== EXTRACTED RECORDS

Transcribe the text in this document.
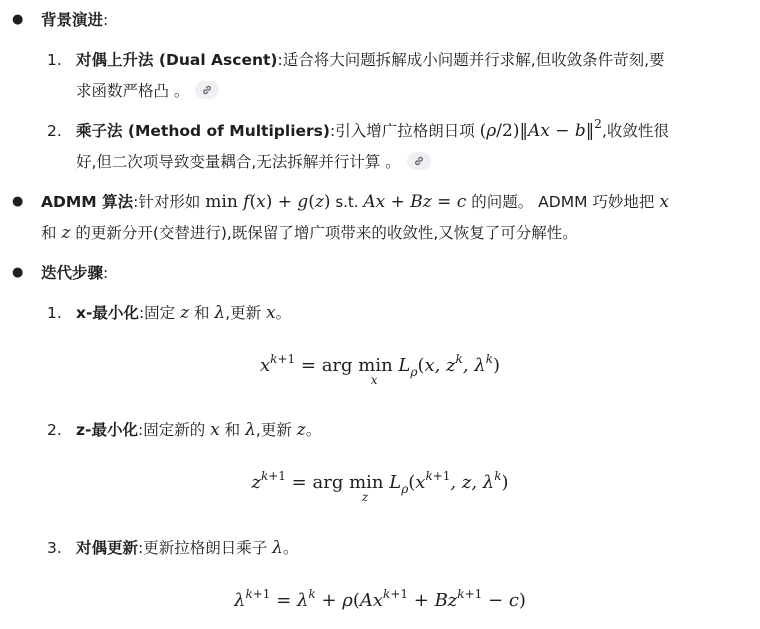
● 背景演进:
1. 对偶上升法 (Dual Ascent):适合将大问题拆解成小问题并行求解,但收敛条件苛刻,要
求函数严格凸 。
2. 乘子法 (Method of Multipliers):引入增广拉格朗日项 (ρ/2)‖Ax − b‖$^2$,收敛性很
好,但二次项导致变量耦合,无法拆解并行计算 。
● ADMM 算法:针对形如 min f(x) + g(z) s.t. Ax + Bz = c 的问题。 ADMM 巧妙地把 x
和 z 的更新分开(交替进行),既保留了增广项带来的收敛性,又恢复了可分解性。
● 迭代步骤:
1. x-最小化:固定 z 和 λ,更新 x。
$x^{k+1}$ = arg min
x
$L_\rho(x$, $z^k$, $\lambda^k$)
2. z-最小化:固定新的 x 和 λ,更新 z。
$z^{k+1}$ = arg min
z
$L_\rho(x^{k+1}$, z, $\lambda^k$)
3. 对偶更新:更新拉格朗日乘子 λ。
$\lambda^{k+1} = \lambda^k + \rho(Ax^{k+1} + Bz^{k+1} - c)$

====

__WRITTEN REQUEST__:
Copy out the data above exactly, except the pictures.

__TASK RESULT__:
Transcribe the text in this document.
● 背景演进:
1. 对偶上升法 (Dual Ascent):适合将大问题拆解成小问题并行求解,但收敛条件苛刻,要
求函数严格凸 。
2. 乘子法 (Method of Multipliers):引入增广拉格朗日项 (ρ/2)‖Ax − b‖$^2$,收敛性很
好,但二次项导致变量耦合,无法拆解并行计算 。
● ADMM 算法:针对形如 min f(x) + g(z) s.t. Ax + Bz = c 的问题。 ADMM 巧妙地把 x
和 z 的更新分开(交替进行),既保留了增广项带来的收敛性,又恢复了可分解性。
● 迭代步骤:
1. x-最小化:固定 z 和 λ,更新 x。
$x^{k+1}$ = arg min
x
$L_\rho(x$, $z^k$, $\lambda^k$)
2. z-最小化:固定新的 x 和 λ,更新 z。
$z^{k+1}$ = arg min
z
$L_\rho(x^{k+1}$, z, $\lambda^k$)
3. 对偶更新:更新拉格朗日乘子 λ。
$\lambda^{k+1} = \lambda^k + \rho(Ax^{k+1} + Bz^{k+1} - c)$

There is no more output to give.